- **Goal**
Restate all of the data exactly.

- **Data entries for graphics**
※

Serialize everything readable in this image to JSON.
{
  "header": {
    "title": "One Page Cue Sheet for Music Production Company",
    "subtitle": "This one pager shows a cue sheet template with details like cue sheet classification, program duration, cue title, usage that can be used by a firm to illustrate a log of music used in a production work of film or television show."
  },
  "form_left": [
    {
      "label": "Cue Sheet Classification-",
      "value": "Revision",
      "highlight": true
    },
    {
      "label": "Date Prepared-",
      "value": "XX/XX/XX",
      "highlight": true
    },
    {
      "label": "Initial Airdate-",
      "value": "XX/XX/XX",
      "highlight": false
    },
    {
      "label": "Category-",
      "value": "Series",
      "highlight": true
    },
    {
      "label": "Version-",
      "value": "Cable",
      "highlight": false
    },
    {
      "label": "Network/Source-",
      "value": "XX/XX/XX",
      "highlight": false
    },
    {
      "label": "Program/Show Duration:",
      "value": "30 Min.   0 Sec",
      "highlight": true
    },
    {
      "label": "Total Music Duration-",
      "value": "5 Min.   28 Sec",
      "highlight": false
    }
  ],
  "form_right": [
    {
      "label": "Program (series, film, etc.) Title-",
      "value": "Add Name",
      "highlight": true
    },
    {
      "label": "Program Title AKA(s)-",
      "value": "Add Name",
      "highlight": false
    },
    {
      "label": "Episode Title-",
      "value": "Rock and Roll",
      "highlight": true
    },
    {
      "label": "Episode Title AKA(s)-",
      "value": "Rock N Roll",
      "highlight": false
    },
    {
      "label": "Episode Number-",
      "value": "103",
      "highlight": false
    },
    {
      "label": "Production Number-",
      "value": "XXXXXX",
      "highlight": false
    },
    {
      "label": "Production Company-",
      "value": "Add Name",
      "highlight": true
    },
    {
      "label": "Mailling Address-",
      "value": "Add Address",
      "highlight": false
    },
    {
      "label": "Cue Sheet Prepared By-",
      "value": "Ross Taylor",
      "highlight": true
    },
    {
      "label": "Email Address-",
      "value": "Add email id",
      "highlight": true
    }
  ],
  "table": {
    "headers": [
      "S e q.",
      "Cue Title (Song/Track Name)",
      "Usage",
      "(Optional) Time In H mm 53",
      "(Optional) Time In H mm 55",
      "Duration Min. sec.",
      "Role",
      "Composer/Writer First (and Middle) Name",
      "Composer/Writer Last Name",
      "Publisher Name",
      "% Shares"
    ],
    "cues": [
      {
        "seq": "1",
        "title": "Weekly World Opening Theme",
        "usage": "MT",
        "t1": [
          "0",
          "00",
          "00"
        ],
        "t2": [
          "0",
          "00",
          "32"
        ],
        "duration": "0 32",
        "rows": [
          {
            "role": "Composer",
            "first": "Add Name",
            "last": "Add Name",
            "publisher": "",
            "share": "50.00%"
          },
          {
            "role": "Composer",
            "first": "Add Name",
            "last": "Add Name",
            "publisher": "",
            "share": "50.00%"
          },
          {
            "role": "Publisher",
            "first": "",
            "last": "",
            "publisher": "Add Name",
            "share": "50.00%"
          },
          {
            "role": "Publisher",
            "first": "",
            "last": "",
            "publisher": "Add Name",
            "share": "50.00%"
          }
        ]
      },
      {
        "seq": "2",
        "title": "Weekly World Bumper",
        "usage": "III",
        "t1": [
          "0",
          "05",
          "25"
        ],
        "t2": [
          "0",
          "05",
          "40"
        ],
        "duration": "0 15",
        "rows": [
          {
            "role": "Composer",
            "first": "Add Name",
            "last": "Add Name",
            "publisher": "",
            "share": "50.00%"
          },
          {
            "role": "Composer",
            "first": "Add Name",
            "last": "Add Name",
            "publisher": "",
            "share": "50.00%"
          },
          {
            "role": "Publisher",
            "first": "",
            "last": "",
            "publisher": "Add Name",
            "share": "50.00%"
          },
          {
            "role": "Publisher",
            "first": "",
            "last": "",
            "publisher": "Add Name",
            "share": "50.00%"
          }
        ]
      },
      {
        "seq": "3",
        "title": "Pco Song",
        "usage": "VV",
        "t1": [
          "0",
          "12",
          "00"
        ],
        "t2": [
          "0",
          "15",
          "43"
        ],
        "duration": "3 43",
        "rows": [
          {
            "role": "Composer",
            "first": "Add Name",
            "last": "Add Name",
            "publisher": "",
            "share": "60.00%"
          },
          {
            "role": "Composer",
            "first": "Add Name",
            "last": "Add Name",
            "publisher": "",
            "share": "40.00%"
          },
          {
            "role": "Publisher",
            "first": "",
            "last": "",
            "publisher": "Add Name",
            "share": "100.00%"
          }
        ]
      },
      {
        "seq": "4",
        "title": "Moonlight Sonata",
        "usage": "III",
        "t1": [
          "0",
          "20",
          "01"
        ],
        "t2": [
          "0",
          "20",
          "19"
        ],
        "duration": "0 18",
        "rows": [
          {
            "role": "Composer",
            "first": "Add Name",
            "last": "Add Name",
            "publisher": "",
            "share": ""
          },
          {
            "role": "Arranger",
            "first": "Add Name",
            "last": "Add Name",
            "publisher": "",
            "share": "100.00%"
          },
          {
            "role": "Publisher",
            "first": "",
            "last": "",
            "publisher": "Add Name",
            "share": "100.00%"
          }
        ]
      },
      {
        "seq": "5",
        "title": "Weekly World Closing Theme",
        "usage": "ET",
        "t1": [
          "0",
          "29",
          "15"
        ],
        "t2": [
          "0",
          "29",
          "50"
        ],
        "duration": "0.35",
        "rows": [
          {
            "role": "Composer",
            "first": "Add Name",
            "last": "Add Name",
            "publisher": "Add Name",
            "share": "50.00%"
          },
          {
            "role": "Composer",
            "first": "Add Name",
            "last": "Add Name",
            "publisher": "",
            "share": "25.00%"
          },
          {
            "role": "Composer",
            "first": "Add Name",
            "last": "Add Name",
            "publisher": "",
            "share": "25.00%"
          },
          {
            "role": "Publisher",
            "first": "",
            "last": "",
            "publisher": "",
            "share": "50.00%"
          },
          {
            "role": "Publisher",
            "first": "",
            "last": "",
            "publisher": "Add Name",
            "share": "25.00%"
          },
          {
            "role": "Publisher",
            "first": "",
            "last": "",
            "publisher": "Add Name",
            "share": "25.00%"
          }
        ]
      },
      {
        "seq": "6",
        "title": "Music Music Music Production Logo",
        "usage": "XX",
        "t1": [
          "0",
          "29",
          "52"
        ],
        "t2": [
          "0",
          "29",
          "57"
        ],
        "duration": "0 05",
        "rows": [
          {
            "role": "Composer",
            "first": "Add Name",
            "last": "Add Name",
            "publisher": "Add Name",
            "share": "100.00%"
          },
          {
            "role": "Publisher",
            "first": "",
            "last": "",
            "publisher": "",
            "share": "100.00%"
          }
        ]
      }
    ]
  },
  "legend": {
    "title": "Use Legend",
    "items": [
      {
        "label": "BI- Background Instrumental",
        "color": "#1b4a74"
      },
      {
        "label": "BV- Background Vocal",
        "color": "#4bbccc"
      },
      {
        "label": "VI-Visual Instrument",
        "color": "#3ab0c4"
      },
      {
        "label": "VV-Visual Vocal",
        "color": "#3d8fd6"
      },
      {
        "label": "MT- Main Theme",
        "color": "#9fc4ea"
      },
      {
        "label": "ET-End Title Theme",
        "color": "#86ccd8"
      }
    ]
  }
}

※

- **Answer to this problem**
Serialize everything readable in this image to JSON.
{
  "header": {
    "title": "One Page Cue Sheet for Music Production Company",
    "subtitle": "This one pager shows a cue sheet template with details like cue sheet classification, program duration, cue title, usage that can be used by a firm to illustrate a log of music used in a production work of film or television show."
  },
  "form_left": [
    {
      "label": "Cue Sheet Classification-",
      "value": "Revision",
      "highlight": true
    },
    {
      "label": "Date Prepared-",
      "value": "XX/XX/XX",
      "highlight": true
    },
    {
      "label": "Initial Airdate-",
      "value": "XX/XX/XX",
      "highlight": false
    },
    {
      "label": "Category-",
      "value": "Series",
      "highlight": true
    },
    {
      "label": "Version-",
      "value": "Cable",
      "highlight": false
    },
    {
      "label": "Network/Source-",
      "value": "XX/XX/XX",
      "highlight": false
    },
    {
      "label": "Program/Show Duration:",
      "value": "30 Min.   0 Sec",
      "highlight": true
    },
    {
      "label": "Total Music Duration-",
      "value": "5 Min.   28 Sec",
      "highlight": false
    }
  ],
  "form_right": [
    {
      "label": "Program (series, film, etc.) Title-",
      "value": "Add Name",
      "highlight": true
    },
    {
      "label": "Program Title AKA(s)-",
      "value": "Add Name",
      "highlight": false
    },
    {
      "label": "Episode Title-",
      "value": "Rock and Roll",
      "highlight": true
    },
    {
      "label": "Episode Title AKA(s)-",
      "value": "Rock N Roll",
      "highlight": false
    },
    {
      "label": "Episode Number-",
      "value": "103",
      "highlight": false
    },
    {
      "label": "Production Number-",
      "value": "XXXXXX",
      "highlight": false
    },
    {
      "label": "Production Company-",
      "value": "Add Name",
      "highlight": true
    },
    {
      "label": "Mailling Address-",
      "value": "Add Address",
      "highlight": false
    },
    {
      "label": "Cue Sheet Prepared By-",
      "value": "Ross Taylor",
      "highlight": true
    },
    {
      "label": "Email Address-",
      "value": "Add email id",
      "highlight": true
    }
  ],
  "table": {
    "headers": [
      "S e q.",
      "Cue Title (Song/Track Name)",
      "Usage",
      "(Optional) Time In H mm 53",
      "(Optional) Time In H mm 55",
      "Duration Min. sec.",
      "Role",
      "Composer/Writer First (and Middle) Name",
      "Composer/Writer Last Name",
      "Publisher Name",
      "% Shares"
    ],
    "cues": [
      {
        "seq": "1",
        "title": "Weekly World Opening Theme",
        "usage": "MT",
        "t1": [
          "0",
          "00",
          "00"
        ],
        "t2": [
          "0",
          "00",
          "32"
        ],
        "duration": "0 32",
        "rows": [
          {
            "role": "Composer",
            "first": "Add Name",
            "last": "Add Name",
            "publisher": "",
            "share": "50.00%"
          },
          {
            "role": "Composer",
            "first": "Add Name",
            "last": "Add Name",
            "publisher": "",
            "share": "50.00%"
          },
          {
            "role": "Publisher",
            "first": "",
            "last": "",
            "publisher": "Add Name",
            "share": "50.00%"
          },
          {
            "role": "Publisher",
            "first": "",
            "last": "",
            "publisher": "Add Name",
            "share": "50.00%"
          }
        ]
      },
      {
        "seq": "2",
        "title": "Weekly World Bumper",
        "usage": "III",
        "t1": [
          "0",
          "05",
          "25"
        ],
        "t2": [
          "0",
          "05",
          "40"
        ],
        "duration": "0 15",
        "rows": [
          {
            "role": "Composer",
            "first": "Add Name",
            "last": "Add Name",
            "publisher": "",
            "share": "50.00%"
          },
          {
            "role": "Composer",
            "first": "Add Name",
            "last": "Add Name",
            "publisher": "",
            "share": "50.00%"
          },
          {
            "role": "Publisher",
            "first": "",
            "last": "",
            "publisher": "Add Name",
            "share": "50.00%"
          },
          {
            "role": "Publisher",
            "first": "",
            "last": "",
            "publisher": "Add Name",
            "share": "50.00%"
          }
        ]
      },
      {
        "seq": "3",
        "title": "Pco Song",
        "usage": "VV",
        "t1": [
          "0",
          "12",
          "00"
        ],
        "t2": [
          "0",
          "15",
          "43"
        ],
        "duration": "3 43",
        "rows": [
          {
            "role": "Composer",
            "first": "Add Name",
            "last": "Add Name",
            "publisher": "",
            "share": "60.00%"
          },
          {
            "role": "Composer",
            "first": "Add Name",
            "last": "Add Name",
            "publisher": "",
            "share": "40.00%"
          },
          {
            "role": "Publisher",
            "first": "",
            "last": "",
            "publisher": "Add Name",
            "share": "100.00%"
          }
        ]
      },
      {
        "seq": "4",
        "title": "Moonlight Sonata",
        "usage": "III",
        "t1": [
          "0",
          "20",
          "01"
        ],
        "t2": [
          "0",
          "20",
          "19"
        ],
        "duration": "0 18",
        "rows": [
          {
            "role": "Composer",
            "first": "Add Name",
            "last": "Add Name",
            "publisher": "",
            "share": ""
          },
          {
            "role": "Arranger",
            "first": "Add Name",
            "last": "Add Name",
            "publisher": "",
            "share": "100.00%"
          },
          {
            "role": "Publisher",
            "first": "",
            "last": "",
            "publisher": "Add Name",
            "share": "100.00%"
          }
        ]
      },
      {
        "seq": "5",
        "title": "Weekly World Closing Theme",
        "usage": "ET",
        "t1": [
          "0",
          "29",
          "15"
        ],
        "t2": [
          "0",
          "29",
          "50"
        ],
        "duration": "0.35",
        "rows": [
          {
            "role": "Composer",
            "first": "Add Name",
            "last": "Add Name",
            "publisher": "Add Name",
            "share": "50.00%"
          },
          {
            "role": "Composer",
            "first": "Add Name",
            "last": "Add Name",
            "publisher": "",
            "share": "25.00%"
          },
          {
            "role": "Composer",
            "first": "Add Name",
            "last": "Add Name",
            "publisher": "",
            "share": "25.00%"
          },
          {
            "role": "Publisher",
            "first": "",
            "last": "",
            "publisher": "",
            "share": "50.00%"
          },
          {
            "role": "Publisher",
            "first": "",
            "last": "",
            "publisher": "Add Name",
            "share": "25.00%"
          },
          {
            "role": "Publisher",
            "first": "",
            "last": "",
            "publisher": "Add Name",
            "share": "25.00%"
          }
        ]
      },
      {
        "seq": "6",
        "title": "Music Music Music Production Logo",
        "usage": "XX",
        "t1": [
          "0",
          "29",
          "52"
        ],
        "t2": [
          "0",
          "29",
          "57"
        ],
        "duration": "0 05",
        "rows": [
          {
            "role": "Composer",
            "first": "Add Name",
            "last": "Add Name",
            "publisher": "Add Name",
            "share": "100.00%"
          },
          {
            "role": "Publisher",
            "first": "",
            "last": "",
            "publisher": "",
            "share": "100.00%"
          }
        ]
      }
    ]
  },
  "legend": {
    "title": "Use Legend",
    "items": [
      {
        "label": "BI- Background Instrumental",
        "color": "#1b4a74"
      },
      {
        "label": "BV- Background Vocal",
        "color": "#4bbccc"
      },
      {
        "label": "VI-Visual Instrument",
        "color": "#3ab0c4"
      },
      {
        "label": "VV-Visual Vocal",
        "color": "#3d8fd6"
      },
      {
        "label": "MT- Main Theme",
        "color": "#9fc4ea"
      },
      {
        "label": "ET-End Title Theme",
        "color": "#86ccd8"
      }
    ]
  }
}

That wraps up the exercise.